**Data records**

==*==

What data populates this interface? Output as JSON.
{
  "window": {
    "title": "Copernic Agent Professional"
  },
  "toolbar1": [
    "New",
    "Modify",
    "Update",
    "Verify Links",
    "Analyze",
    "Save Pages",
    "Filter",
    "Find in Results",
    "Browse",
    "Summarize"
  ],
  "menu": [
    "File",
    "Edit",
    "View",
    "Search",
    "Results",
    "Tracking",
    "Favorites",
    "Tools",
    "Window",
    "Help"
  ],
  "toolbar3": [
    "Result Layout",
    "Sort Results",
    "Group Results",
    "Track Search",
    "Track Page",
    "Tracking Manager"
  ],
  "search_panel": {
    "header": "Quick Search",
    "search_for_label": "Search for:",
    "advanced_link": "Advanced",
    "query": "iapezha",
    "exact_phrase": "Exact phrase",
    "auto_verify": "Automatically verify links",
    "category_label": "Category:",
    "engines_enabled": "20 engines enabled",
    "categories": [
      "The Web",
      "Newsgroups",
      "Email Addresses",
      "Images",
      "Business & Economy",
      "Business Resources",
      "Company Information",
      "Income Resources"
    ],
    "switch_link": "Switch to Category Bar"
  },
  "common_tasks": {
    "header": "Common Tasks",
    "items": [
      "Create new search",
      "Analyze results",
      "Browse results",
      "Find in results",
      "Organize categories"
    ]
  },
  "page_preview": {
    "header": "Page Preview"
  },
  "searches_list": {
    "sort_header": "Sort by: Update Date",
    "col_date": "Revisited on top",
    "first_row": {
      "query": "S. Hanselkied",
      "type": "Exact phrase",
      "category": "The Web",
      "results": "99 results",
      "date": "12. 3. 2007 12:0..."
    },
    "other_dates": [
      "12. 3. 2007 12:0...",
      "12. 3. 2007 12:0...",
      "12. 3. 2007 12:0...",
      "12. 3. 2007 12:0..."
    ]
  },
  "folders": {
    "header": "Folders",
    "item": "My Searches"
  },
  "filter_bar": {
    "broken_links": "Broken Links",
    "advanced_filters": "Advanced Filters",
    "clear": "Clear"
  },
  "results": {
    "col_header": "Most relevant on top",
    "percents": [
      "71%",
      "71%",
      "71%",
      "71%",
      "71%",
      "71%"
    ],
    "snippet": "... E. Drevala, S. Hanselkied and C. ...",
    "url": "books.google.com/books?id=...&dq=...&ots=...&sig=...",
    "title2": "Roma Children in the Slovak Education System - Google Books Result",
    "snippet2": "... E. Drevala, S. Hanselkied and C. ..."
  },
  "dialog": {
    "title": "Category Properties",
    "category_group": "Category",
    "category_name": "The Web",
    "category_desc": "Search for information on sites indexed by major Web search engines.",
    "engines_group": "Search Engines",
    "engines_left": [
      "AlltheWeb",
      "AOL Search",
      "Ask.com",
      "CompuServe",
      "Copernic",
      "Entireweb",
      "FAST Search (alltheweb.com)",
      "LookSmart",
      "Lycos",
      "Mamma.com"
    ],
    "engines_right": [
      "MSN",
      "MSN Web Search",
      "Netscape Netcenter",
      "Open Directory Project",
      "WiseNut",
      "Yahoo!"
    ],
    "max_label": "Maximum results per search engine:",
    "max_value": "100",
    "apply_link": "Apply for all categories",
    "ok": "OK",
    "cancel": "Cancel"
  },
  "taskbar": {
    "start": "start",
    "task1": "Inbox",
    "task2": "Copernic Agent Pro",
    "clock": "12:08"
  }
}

==*==

**Written problem**
Set out every line from the material that contains the string "Resources".

**Result of this task**
      "Business Resources",
      "Income Resources"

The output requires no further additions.